- Required task
Search the records below for the word "page". Pull out each line that has it.

- Data excerpts
******************************
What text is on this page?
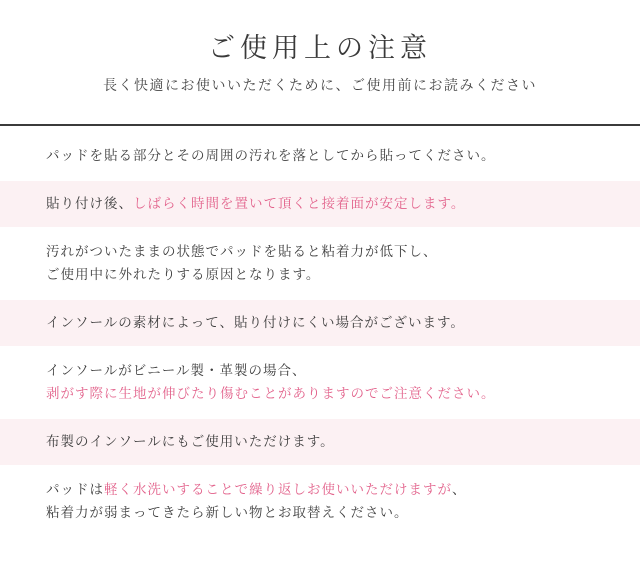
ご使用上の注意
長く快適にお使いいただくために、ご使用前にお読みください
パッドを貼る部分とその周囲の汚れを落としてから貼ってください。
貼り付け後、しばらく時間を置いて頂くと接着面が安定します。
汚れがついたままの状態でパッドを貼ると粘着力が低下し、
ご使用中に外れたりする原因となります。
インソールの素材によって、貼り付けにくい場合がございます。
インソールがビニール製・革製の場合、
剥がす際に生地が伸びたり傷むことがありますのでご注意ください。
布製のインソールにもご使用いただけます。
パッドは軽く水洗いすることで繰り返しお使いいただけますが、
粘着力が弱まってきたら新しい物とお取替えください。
******************************
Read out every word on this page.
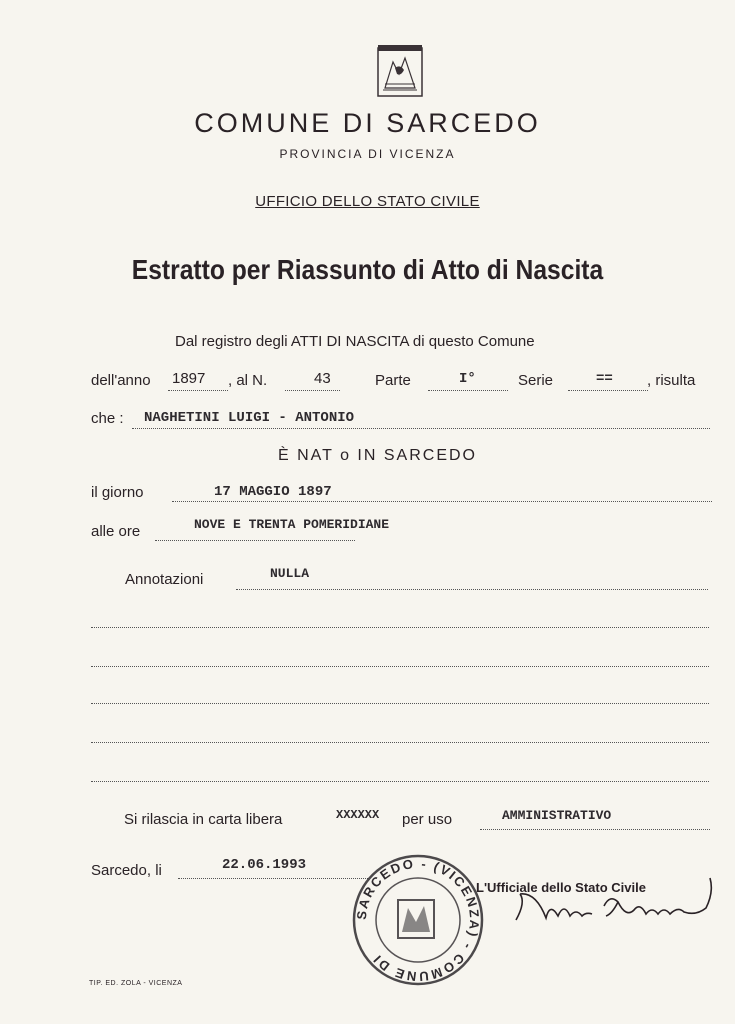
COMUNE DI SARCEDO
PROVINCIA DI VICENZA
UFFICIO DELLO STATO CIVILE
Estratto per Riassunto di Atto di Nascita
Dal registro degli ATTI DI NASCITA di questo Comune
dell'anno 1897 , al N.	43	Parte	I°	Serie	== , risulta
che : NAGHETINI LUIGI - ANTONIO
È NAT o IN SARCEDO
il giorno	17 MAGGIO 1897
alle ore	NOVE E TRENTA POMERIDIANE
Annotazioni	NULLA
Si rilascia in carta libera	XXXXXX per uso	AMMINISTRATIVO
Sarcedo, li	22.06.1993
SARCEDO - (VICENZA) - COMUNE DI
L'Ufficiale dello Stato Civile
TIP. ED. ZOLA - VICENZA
******************************
- Answer to the exercise
What text is on this page?
Read out every word on this page.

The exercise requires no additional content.